# Material for the task:
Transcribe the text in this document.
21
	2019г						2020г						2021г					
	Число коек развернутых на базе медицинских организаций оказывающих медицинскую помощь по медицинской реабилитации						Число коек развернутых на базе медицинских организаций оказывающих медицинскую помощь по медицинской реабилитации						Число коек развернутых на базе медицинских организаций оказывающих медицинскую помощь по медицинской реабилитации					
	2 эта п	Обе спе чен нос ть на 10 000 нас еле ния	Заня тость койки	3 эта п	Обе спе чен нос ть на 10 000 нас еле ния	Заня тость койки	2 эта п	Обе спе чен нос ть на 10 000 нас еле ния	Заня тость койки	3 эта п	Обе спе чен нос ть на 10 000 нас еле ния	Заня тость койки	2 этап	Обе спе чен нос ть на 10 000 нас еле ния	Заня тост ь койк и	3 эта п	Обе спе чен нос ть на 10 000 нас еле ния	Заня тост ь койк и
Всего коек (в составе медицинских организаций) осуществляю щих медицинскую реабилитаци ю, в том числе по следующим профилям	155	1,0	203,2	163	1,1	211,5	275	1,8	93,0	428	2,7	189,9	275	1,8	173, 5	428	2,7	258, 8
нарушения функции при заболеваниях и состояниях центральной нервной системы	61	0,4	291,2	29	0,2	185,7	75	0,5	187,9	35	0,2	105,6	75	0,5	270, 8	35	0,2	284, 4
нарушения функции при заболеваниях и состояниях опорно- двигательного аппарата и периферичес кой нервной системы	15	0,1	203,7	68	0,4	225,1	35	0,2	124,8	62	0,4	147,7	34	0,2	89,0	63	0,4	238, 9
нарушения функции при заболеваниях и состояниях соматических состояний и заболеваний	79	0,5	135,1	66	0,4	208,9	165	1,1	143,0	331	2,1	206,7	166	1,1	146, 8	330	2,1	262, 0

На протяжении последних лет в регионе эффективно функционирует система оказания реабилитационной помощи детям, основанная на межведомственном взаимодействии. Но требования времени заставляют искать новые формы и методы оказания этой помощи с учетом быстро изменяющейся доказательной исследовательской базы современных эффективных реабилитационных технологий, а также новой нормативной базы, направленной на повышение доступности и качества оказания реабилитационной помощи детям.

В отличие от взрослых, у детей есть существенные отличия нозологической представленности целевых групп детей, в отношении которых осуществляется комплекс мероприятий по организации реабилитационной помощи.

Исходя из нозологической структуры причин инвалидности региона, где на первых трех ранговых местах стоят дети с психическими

# Written exercise:
Each line of the material should be duplicated exactly, please.

# Exercise result:
Transcribe the text in this document.
21
	2019г						2020г						2021г					
	Число коек развернутых на базе медицинских организаций оказывающих медицинскую помощь по медицинской реабилитации						Число коек развернутых на базе медицинских организаций оказывающих медицинскую помощь по медицинской реабилитации						Число коек развернутых на базе медицинских организаций оказывающих медицинскую помощь по медицинской реабилитации					
	2 эта п	Обе спе чен нос ть на 10 000 нас еле ния	Заня тость койки	3 эта п	Обе спе чен нос ть на 10 000 нас еле ния	Заня тость койки	2 эта п	Обе спе чен нос ть на 10 000 нас еле ния	Заня тость койки	3 эта п	Обе спе чен нос ть на 10 000 нас еле ния	Заня тость койки	2 этап	Обе спе чен нос ть на 10 000 нас еле ния	Заня тост ь койк и	3 эта п	Обе спе чен нос ть на 10 000 нас еле ния	Заня тост ь койк и
Всего коек (в составе медицинских организаций) осуществляю щих медицинскую реабилитаци ю, в том числе по следующим профилям	155	1,0	203,2	163	1,1	211,5	275	1,8	93,0	428	2,7	189,9	275	1,8	173, 5	428	2,7	258, 8
нарушения функции при заболеваниях и состояниях центральной нервной системы	61	0,4	291,2	29	0,2	185,7	75	0,5	187,9	35	0,2	105,6	75	0,5	270, 8	35	0,2	284, 4
нарушения функции при заболеваниях и состояниях опорно- двигательного аппарата и периферичес кой нервной системы	15	0,1	203,7	68	0,4	225,1	35	0,2	124,8	62	0,4	147,7	34	0,2	89,0	63	0,4	238, 9
нарушения функции при заболеваниях и состояниях соматических состояний и заболеваний	79	0,5	135,1	66	0,4	208,9	165	1,1	143,0	331	2,1	206,7	166	1,1	146, 8	330	2,1	262, 0

На протяжении последних лет в регионе эффективно функционирует система оказания реабилитационной помощи детям, основанная на межведомственном взаимодействии. Но требования времени заставляют искать новые формы и методы оказания этой помощи с учетом быстро изменяющейся доказательной исследовательской базы современных эффективных реабилитационных технологий, а также новой нормативной базы, направленной на повышение доступности и качества оказания реабилитационной помощи детям.

В отличие от взрослых, у детей есть существенные отличия нозологической представленности целевых групп детей, в отношении которых осуществляется комплекс мероприятий по организации реабилитационной помощи.

Исходя из нозологической структуры причин инвалидности региона, где на первых трех ранговых местах стоят дети с психическими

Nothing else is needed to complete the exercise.